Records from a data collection
·····

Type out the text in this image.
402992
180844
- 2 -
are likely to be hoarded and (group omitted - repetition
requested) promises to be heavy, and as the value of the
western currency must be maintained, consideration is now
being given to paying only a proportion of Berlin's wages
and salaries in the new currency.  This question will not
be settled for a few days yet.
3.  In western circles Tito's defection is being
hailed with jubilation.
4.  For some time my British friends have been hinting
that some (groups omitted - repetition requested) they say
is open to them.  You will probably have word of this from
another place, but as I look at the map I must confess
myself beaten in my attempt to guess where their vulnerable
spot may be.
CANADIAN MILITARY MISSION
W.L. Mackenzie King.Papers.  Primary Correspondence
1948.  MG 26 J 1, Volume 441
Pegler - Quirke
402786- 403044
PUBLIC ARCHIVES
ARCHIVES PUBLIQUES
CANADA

·····

THE EXERCISE. Gather each line in the entries above where the string "will" is found.

EXERCISE SOLUTION.
and salaries in the new currency.  This question will not
is open to them.  You will probably have word of this from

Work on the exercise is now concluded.